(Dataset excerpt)
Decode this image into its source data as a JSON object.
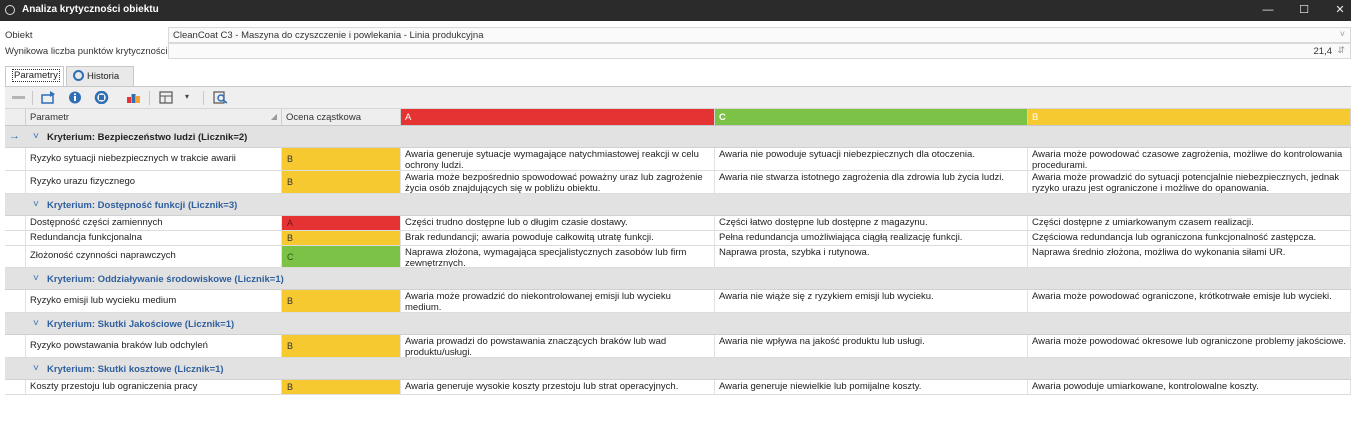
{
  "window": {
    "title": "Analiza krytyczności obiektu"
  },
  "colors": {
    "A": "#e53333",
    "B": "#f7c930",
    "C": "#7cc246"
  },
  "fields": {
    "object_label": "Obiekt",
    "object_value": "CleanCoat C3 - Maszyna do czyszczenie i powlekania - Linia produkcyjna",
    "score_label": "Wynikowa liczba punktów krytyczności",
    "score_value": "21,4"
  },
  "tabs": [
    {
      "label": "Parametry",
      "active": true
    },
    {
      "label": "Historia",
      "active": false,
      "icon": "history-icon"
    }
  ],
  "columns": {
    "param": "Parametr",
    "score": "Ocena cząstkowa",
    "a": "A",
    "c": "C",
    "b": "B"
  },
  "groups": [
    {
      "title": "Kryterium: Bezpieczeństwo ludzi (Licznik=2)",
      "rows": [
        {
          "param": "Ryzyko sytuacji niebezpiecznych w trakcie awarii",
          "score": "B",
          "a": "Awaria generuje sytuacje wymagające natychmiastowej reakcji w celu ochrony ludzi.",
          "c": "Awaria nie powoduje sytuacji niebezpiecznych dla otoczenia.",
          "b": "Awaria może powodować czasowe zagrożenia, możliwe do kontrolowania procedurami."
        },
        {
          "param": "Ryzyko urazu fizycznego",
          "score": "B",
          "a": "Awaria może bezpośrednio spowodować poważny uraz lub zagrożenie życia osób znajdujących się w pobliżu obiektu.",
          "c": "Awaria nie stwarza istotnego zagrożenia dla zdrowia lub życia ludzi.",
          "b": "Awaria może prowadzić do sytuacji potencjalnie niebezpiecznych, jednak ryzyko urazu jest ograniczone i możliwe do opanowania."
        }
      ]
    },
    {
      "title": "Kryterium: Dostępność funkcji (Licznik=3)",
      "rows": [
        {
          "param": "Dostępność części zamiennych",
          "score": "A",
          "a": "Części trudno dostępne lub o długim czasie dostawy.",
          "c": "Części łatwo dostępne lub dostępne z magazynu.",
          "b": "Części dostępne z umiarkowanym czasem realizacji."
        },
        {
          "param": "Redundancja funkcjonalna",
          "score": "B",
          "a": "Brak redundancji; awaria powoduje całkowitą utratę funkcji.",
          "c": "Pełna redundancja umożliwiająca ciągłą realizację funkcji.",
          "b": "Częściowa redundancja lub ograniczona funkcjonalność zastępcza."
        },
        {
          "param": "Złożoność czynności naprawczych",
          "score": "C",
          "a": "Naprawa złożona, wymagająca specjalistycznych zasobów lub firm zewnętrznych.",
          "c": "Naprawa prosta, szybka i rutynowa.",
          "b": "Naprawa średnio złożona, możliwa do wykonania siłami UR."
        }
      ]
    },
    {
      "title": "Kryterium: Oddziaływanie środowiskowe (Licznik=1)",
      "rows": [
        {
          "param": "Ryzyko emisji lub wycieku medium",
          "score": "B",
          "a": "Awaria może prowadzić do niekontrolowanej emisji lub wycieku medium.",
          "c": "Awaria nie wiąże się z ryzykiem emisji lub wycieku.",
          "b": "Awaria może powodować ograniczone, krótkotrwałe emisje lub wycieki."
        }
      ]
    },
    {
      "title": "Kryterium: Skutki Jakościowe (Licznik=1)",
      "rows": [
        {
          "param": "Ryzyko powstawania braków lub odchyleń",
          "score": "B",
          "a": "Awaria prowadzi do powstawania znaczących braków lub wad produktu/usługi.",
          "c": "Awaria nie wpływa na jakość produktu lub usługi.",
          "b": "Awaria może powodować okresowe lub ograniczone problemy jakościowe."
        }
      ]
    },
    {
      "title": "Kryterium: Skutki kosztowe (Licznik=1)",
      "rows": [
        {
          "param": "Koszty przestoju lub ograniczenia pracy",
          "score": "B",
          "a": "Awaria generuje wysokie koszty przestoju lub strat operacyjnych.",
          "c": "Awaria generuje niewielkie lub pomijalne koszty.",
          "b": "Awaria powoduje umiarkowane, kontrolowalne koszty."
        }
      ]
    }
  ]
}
...
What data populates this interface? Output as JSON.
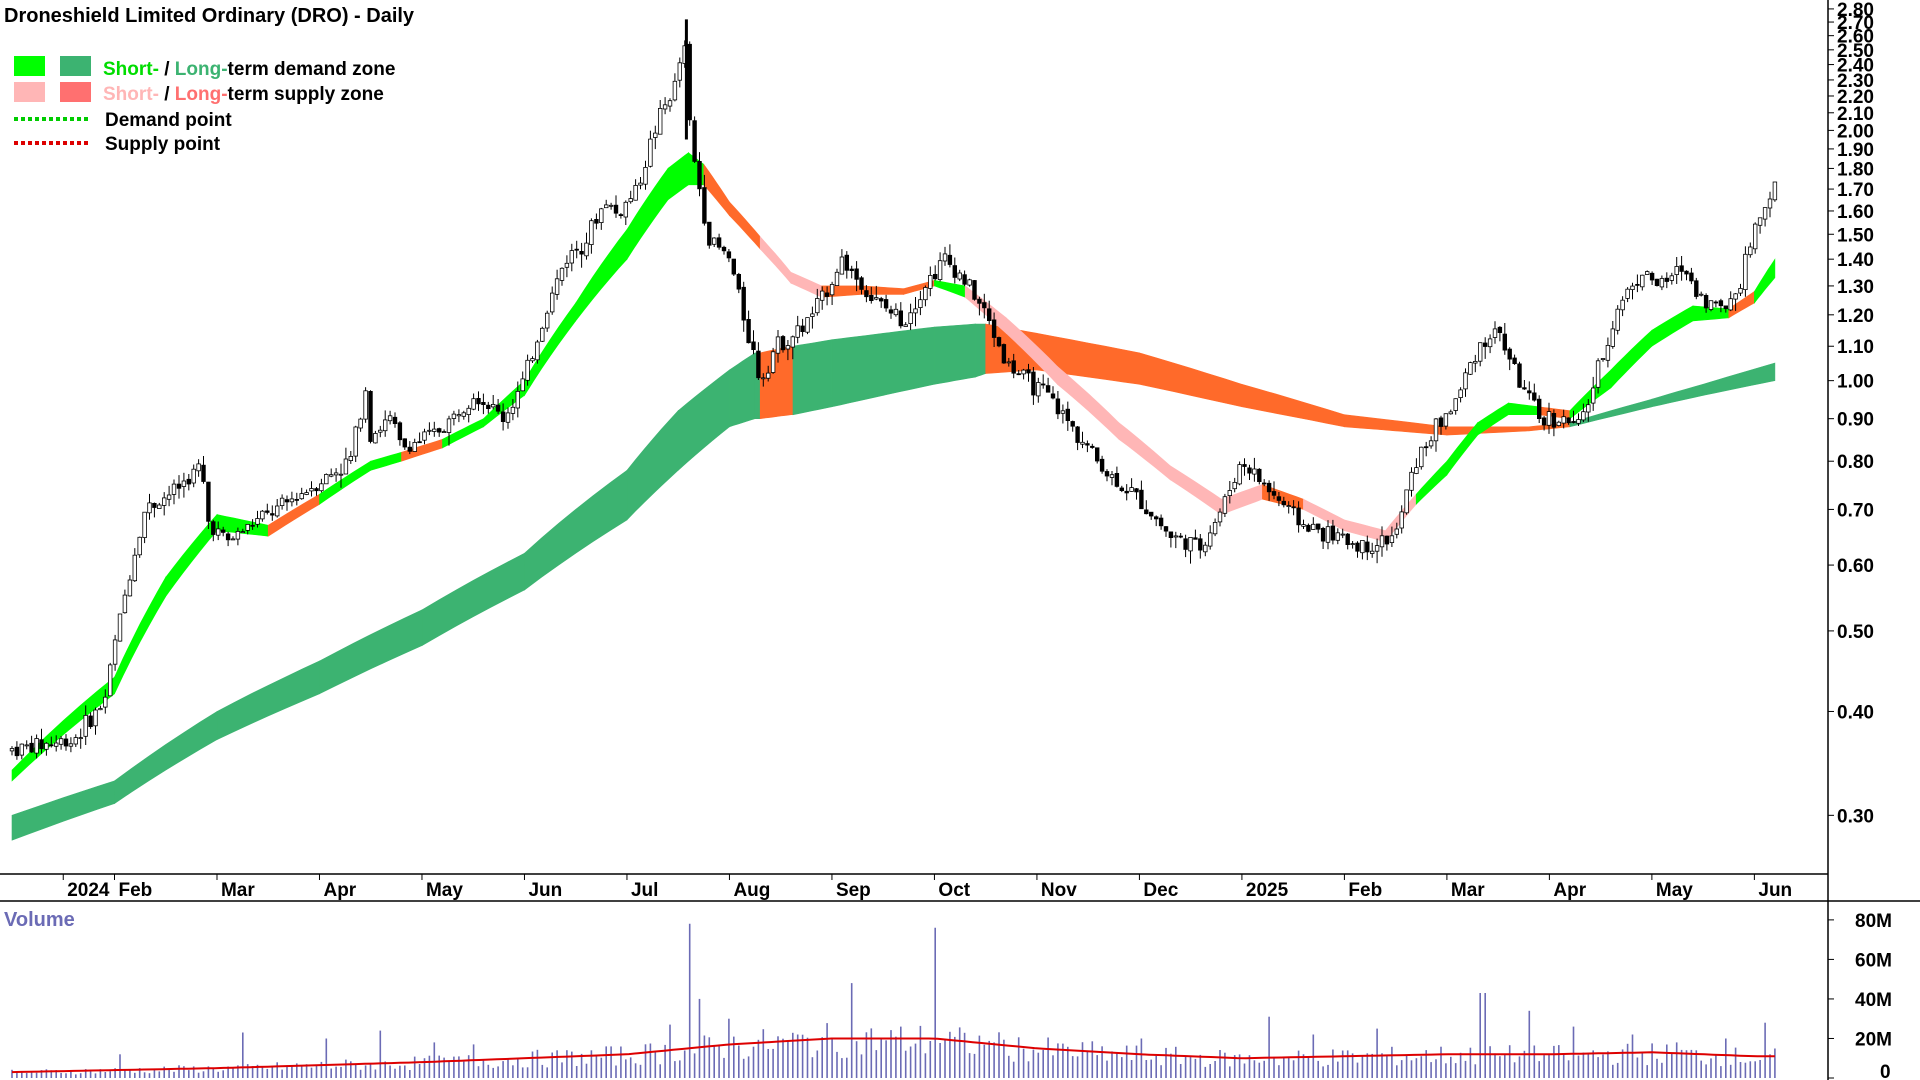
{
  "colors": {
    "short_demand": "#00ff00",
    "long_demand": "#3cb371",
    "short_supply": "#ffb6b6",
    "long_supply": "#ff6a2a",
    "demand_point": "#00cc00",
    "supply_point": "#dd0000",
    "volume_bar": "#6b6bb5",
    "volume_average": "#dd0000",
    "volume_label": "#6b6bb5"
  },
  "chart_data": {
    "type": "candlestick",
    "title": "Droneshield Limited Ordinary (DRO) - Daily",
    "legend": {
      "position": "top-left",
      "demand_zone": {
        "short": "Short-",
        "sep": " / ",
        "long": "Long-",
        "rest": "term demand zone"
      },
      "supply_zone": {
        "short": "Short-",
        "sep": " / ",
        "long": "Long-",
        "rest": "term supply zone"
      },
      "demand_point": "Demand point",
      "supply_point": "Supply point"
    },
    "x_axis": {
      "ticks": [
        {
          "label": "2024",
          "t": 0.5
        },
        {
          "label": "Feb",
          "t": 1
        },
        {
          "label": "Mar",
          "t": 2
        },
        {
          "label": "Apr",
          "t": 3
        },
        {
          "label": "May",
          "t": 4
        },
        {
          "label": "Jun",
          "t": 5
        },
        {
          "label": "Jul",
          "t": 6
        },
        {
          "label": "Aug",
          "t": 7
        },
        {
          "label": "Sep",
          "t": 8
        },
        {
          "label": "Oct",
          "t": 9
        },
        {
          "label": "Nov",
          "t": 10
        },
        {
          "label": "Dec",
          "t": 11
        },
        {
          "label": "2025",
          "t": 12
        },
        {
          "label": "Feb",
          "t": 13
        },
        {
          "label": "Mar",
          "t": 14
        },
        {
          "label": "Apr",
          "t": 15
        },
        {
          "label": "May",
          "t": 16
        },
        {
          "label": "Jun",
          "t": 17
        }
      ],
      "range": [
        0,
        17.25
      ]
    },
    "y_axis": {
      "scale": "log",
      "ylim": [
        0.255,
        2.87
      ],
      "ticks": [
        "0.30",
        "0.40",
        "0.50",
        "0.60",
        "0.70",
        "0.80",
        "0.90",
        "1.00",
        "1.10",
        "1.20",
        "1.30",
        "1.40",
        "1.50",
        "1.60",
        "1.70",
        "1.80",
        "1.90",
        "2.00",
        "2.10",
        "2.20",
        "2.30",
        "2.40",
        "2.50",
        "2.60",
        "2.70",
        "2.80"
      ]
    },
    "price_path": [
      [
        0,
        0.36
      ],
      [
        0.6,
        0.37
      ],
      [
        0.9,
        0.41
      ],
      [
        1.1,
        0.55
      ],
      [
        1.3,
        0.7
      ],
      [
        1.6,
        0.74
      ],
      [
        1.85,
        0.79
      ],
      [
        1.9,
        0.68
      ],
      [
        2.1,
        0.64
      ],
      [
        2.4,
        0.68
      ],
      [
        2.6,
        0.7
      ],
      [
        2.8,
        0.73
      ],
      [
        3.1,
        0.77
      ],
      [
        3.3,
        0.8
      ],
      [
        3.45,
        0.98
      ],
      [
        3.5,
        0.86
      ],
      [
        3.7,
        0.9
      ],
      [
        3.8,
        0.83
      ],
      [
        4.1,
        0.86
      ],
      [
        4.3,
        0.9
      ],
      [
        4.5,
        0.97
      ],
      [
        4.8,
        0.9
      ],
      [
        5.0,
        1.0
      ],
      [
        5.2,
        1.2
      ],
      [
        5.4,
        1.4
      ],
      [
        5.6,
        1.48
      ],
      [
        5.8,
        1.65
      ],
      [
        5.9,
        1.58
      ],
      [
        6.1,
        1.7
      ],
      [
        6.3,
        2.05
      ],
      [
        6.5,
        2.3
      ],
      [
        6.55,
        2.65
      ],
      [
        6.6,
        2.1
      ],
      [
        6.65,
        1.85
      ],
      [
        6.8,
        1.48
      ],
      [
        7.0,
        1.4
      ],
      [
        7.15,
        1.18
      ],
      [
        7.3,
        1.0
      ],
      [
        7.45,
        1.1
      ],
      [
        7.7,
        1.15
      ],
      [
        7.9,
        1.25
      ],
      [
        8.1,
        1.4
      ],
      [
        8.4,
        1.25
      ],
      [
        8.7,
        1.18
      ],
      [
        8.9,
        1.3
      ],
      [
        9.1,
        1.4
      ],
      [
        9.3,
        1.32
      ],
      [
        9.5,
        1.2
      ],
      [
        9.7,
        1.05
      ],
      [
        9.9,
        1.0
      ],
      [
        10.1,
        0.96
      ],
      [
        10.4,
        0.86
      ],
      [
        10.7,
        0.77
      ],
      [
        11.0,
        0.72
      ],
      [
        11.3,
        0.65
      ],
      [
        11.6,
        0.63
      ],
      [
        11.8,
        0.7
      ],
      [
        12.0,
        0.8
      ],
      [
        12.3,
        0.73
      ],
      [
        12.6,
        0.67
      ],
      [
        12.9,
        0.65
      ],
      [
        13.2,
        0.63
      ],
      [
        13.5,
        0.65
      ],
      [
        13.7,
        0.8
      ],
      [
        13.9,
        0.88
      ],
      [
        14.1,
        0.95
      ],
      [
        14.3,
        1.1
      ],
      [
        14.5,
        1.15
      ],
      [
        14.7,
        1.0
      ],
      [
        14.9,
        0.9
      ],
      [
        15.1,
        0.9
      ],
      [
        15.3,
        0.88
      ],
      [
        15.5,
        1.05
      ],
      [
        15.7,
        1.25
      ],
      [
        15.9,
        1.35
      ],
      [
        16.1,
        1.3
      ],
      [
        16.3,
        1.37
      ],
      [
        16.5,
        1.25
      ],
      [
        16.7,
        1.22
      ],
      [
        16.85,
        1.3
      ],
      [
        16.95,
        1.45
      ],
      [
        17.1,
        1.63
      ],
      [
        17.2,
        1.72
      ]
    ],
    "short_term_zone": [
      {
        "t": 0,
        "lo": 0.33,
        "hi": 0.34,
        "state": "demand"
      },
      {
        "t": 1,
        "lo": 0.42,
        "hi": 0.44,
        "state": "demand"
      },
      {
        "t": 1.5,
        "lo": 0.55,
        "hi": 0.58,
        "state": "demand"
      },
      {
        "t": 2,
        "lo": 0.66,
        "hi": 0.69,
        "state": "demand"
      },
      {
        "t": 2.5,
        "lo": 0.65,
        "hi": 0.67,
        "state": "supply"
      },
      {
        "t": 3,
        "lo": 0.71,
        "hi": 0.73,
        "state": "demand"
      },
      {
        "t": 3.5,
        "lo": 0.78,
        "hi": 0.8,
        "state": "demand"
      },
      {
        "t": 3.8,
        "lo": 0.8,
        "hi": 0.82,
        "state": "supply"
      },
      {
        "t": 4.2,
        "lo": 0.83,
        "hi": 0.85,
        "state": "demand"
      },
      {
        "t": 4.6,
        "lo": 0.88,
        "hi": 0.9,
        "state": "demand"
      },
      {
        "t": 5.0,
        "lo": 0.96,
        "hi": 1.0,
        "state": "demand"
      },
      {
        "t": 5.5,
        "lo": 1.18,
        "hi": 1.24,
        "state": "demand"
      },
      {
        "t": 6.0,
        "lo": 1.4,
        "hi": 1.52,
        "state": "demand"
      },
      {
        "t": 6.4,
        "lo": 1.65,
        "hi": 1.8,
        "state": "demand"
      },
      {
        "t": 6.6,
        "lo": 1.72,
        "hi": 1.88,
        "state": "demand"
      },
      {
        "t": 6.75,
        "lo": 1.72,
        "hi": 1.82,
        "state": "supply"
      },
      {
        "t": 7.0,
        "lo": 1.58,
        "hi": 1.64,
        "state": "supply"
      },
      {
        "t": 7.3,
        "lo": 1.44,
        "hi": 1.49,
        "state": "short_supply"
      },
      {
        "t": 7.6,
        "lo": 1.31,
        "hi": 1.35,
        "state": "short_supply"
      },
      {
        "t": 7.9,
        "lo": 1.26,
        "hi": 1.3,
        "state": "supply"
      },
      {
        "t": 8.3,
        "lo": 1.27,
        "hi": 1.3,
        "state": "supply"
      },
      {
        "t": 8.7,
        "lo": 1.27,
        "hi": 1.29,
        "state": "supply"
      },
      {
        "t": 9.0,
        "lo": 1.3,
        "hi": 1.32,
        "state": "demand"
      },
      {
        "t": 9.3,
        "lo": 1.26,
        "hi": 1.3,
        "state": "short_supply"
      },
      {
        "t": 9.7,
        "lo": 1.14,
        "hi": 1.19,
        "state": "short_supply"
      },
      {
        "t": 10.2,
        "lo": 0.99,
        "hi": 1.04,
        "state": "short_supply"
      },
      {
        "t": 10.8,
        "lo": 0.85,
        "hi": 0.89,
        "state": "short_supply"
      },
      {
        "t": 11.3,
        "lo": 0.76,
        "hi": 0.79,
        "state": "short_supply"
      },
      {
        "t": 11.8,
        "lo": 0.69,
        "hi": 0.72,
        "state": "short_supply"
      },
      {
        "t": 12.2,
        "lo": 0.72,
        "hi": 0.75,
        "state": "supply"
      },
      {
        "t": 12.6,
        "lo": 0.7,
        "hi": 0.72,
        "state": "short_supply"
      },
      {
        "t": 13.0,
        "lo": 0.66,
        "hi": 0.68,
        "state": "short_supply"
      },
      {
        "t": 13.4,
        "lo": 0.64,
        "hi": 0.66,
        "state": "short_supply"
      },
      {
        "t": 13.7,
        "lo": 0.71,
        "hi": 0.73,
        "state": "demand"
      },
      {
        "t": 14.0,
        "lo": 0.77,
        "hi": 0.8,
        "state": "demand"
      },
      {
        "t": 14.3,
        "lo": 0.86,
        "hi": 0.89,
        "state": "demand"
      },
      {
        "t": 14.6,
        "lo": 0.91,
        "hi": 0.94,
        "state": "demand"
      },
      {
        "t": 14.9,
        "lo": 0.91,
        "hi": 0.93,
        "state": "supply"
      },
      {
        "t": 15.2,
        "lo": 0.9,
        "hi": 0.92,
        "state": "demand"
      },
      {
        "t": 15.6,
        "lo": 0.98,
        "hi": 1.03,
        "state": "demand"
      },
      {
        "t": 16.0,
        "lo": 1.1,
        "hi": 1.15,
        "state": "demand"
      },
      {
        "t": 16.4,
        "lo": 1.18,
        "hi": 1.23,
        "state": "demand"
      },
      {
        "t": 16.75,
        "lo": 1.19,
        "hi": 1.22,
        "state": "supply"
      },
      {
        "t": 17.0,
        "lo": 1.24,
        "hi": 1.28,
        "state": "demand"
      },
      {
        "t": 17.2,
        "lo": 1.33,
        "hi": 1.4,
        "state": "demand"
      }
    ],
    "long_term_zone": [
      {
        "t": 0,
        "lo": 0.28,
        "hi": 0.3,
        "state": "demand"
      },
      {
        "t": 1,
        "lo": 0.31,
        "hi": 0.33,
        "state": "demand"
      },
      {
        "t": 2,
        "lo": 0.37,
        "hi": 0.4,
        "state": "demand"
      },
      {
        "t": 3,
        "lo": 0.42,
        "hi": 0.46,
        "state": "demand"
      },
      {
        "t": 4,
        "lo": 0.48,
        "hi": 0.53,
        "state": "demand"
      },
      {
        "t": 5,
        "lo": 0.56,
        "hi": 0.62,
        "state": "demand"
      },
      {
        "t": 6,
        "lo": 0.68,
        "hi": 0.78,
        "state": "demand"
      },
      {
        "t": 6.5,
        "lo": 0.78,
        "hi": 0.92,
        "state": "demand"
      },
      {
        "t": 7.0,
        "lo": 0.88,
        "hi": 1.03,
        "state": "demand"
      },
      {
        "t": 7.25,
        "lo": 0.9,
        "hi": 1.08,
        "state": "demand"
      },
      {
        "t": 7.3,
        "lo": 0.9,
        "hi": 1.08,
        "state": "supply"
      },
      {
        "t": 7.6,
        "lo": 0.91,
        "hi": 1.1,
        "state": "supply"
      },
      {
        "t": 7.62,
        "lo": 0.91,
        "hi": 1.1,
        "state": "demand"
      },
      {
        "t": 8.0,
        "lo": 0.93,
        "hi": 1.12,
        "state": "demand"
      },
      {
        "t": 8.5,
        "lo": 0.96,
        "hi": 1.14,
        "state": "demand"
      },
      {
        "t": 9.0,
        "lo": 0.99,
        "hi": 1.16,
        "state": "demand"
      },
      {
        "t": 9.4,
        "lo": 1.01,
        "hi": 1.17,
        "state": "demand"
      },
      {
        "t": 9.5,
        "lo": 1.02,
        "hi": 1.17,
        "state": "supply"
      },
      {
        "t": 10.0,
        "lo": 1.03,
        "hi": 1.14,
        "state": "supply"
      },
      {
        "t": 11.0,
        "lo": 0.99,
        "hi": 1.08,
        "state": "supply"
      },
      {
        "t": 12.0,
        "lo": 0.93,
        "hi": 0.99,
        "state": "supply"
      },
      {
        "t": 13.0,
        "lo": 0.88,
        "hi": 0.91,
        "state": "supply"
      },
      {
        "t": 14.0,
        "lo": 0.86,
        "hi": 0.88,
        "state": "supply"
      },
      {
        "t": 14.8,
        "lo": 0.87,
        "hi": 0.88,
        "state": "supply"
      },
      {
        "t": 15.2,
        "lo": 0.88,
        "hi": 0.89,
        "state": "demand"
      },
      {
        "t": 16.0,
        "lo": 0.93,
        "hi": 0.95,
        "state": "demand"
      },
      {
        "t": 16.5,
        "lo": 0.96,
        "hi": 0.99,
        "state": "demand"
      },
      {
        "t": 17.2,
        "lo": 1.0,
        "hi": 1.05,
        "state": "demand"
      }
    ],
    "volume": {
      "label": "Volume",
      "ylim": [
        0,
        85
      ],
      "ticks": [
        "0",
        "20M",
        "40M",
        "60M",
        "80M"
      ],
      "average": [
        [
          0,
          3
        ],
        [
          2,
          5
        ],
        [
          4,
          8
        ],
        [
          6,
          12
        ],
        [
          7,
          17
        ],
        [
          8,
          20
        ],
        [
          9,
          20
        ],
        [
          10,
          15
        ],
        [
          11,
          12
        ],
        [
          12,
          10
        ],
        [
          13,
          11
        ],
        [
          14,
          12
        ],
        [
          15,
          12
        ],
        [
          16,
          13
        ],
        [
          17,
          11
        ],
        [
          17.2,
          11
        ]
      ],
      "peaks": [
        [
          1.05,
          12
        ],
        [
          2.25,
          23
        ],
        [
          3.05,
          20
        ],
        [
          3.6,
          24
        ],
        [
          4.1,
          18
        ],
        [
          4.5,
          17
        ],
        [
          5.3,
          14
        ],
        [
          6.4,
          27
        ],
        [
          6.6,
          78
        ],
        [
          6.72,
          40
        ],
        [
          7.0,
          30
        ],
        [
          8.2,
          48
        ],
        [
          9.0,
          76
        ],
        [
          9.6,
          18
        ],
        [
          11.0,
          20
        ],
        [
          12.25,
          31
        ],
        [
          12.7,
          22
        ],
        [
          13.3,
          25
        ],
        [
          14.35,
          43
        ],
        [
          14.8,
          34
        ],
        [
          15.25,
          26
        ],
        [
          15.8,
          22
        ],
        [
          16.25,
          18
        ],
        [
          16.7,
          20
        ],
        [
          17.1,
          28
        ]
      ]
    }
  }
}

=== TASK ===
Write out every line of the entries that holds the word "generuje".

=== PROBLEM SOLUTION ===
          "a": "Awaria generuje sytuacje wymagające natychmiastowej reakcji w celu ochrony ludzi.",
          "a": "Awaria generuje wysokie koszty przestoju lub strat operacyjnych.",
          "c": "Awaria generuje niewielkie lub pomijalne koszty.",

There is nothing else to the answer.